_EXERCISE TASK_.
Please find all lines in the data that hold the string "dignified" and copy them.

Data entries:
• • • • • • •

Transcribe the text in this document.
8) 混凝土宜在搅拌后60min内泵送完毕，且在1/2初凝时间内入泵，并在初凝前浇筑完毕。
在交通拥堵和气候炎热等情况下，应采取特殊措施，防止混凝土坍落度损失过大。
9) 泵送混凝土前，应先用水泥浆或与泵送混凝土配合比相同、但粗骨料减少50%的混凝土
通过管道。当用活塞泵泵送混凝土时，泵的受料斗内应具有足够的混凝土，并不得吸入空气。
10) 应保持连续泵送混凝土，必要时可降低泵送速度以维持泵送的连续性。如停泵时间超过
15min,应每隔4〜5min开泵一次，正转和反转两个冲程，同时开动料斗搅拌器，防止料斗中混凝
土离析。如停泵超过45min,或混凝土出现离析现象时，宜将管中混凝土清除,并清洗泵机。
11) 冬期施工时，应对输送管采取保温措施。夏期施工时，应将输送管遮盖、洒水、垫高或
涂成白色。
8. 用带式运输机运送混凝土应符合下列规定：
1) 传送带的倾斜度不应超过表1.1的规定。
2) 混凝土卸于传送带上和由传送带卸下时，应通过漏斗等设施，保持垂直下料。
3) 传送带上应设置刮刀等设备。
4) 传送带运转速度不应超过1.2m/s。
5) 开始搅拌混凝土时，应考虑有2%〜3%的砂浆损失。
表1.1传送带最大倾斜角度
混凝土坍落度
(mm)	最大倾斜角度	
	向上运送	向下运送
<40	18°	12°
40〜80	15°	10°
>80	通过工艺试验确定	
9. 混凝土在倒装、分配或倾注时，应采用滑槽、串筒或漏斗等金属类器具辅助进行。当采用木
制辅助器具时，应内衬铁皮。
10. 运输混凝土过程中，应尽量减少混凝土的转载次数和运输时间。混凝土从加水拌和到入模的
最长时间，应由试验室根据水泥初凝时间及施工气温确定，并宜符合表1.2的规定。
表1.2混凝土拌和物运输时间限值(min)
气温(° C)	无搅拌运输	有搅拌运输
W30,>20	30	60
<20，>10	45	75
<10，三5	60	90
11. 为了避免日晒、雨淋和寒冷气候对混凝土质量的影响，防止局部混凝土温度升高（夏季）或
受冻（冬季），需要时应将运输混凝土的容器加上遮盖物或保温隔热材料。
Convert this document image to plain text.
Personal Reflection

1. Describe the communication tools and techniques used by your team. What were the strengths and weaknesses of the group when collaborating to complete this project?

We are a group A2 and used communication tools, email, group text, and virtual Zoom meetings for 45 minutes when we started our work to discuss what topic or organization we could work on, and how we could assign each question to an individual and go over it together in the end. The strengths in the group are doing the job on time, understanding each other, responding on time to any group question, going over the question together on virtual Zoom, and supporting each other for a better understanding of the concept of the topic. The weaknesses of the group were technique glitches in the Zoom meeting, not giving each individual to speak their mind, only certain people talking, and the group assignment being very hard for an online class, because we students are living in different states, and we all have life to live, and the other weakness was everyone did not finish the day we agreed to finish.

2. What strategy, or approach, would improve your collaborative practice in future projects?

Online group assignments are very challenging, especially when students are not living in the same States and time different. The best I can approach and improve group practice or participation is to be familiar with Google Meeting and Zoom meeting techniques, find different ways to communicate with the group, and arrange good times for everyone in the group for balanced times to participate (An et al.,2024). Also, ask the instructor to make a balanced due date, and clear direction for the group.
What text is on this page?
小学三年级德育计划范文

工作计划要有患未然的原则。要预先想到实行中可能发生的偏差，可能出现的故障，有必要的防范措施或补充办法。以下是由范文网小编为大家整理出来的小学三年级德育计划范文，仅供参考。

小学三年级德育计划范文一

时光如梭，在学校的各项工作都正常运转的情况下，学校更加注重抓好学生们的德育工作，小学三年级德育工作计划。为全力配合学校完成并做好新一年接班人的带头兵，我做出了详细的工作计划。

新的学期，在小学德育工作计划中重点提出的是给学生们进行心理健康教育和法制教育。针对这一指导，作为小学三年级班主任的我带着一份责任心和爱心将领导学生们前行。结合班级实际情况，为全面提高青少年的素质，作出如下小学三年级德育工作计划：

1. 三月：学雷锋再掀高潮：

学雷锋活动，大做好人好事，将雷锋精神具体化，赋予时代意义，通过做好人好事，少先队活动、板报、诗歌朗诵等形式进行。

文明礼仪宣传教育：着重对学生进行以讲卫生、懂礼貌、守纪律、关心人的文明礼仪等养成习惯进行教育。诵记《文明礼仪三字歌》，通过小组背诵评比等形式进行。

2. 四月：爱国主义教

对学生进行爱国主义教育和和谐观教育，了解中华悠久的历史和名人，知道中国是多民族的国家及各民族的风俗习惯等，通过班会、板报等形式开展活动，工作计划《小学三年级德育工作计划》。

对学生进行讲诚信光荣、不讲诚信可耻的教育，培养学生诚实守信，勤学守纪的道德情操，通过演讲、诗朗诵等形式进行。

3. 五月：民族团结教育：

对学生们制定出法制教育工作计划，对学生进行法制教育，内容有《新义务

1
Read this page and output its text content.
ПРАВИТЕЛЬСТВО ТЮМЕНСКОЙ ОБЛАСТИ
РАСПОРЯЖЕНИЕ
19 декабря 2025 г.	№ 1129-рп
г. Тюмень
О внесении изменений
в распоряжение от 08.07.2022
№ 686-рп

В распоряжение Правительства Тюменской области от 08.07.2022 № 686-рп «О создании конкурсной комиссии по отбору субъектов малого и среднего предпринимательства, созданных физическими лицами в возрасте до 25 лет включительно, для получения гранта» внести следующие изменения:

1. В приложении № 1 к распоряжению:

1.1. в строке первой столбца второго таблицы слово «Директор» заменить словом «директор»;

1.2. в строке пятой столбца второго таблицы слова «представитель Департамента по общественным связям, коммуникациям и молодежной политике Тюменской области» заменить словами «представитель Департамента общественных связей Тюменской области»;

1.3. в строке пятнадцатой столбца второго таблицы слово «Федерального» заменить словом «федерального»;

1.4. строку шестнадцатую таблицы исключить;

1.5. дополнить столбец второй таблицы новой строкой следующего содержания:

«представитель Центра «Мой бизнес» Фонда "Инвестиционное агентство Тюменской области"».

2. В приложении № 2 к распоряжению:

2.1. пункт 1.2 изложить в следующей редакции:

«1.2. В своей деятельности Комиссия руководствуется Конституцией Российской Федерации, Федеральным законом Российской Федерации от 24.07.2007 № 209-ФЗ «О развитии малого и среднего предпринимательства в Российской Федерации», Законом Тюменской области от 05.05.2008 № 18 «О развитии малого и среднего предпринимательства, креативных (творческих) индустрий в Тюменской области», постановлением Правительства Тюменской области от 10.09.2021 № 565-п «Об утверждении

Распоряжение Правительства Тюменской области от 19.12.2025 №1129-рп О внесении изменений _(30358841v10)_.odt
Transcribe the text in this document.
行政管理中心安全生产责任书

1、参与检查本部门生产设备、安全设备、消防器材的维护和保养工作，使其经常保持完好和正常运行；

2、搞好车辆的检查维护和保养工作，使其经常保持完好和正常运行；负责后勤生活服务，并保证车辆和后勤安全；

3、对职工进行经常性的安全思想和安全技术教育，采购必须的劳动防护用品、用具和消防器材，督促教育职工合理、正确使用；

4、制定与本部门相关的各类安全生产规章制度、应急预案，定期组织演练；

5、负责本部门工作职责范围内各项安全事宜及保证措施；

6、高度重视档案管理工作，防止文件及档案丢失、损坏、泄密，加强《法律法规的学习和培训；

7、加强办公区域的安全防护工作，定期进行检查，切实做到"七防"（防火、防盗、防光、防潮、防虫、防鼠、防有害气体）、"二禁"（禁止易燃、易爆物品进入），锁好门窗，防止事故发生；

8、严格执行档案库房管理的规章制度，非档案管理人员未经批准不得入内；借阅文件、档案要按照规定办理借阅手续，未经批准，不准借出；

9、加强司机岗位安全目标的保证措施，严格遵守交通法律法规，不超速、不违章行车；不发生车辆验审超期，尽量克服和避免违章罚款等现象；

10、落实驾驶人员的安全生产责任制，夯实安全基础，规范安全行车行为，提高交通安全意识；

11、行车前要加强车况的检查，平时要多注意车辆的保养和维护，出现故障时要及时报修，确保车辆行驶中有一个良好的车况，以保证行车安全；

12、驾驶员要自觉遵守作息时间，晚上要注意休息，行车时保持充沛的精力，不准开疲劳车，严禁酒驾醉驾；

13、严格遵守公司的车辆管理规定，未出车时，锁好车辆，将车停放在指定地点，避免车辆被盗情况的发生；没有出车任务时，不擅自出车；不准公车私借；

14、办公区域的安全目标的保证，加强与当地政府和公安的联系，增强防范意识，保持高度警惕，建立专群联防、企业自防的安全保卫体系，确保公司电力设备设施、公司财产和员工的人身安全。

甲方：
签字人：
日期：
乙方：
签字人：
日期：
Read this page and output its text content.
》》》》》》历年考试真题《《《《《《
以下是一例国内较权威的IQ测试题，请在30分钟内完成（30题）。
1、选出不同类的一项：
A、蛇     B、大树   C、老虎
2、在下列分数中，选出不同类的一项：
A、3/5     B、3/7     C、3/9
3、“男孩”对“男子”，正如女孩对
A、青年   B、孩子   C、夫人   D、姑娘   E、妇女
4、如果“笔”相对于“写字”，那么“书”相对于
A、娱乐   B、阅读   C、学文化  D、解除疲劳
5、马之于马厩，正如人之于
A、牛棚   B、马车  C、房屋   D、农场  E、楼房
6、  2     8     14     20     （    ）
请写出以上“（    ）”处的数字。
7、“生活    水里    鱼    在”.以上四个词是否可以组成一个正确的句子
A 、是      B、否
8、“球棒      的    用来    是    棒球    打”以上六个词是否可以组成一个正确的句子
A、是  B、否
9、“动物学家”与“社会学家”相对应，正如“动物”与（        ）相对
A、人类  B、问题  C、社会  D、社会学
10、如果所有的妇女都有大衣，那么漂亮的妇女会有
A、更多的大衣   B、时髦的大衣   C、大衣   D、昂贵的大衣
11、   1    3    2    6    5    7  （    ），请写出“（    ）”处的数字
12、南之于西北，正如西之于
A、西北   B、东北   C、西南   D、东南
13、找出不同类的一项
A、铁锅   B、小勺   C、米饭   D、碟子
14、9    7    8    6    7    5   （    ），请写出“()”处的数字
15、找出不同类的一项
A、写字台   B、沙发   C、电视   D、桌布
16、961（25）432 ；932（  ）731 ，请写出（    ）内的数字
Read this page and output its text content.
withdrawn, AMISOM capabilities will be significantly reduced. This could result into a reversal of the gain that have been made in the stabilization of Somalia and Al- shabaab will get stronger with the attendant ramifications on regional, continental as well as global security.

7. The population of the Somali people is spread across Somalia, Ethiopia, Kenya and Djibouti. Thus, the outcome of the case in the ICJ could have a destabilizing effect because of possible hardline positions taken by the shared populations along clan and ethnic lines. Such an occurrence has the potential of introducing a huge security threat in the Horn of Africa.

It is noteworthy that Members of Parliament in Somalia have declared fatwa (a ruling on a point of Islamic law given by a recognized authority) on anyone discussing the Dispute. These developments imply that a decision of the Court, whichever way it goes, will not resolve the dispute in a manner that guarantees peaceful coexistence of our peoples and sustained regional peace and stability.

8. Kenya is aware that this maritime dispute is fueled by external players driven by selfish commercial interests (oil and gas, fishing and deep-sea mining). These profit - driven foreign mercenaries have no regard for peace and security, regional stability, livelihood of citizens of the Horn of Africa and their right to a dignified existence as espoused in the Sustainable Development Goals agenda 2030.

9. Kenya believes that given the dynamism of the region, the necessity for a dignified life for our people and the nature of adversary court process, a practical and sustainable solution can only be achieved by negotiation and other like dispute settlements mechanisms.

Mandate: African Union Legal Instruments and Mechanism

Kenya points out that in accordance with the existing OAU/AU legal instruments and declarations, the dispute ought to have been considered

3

• • • • • • •

_EXPECTED OUTPUT_.
8. Kenya is aware that this maritime dispute is fueled by external players driven by selfish commercial interests (oil and gas, fishing and deep-sea mining). These profit - driven foreign mercenaries have no regard for peace and security, regional stability, livelihood of citizens of the Horn of Africa and their right to a dignified existence as espoused in the Sustainable Development Goals agenda 2030.
9. Kenya believes that given the dynamism of the region, the necessity for a dignified life for our people and the nature of adversary court process, a practical and sustainable solution can only be achieved by negotiation and other like dispute settlements mechanisms.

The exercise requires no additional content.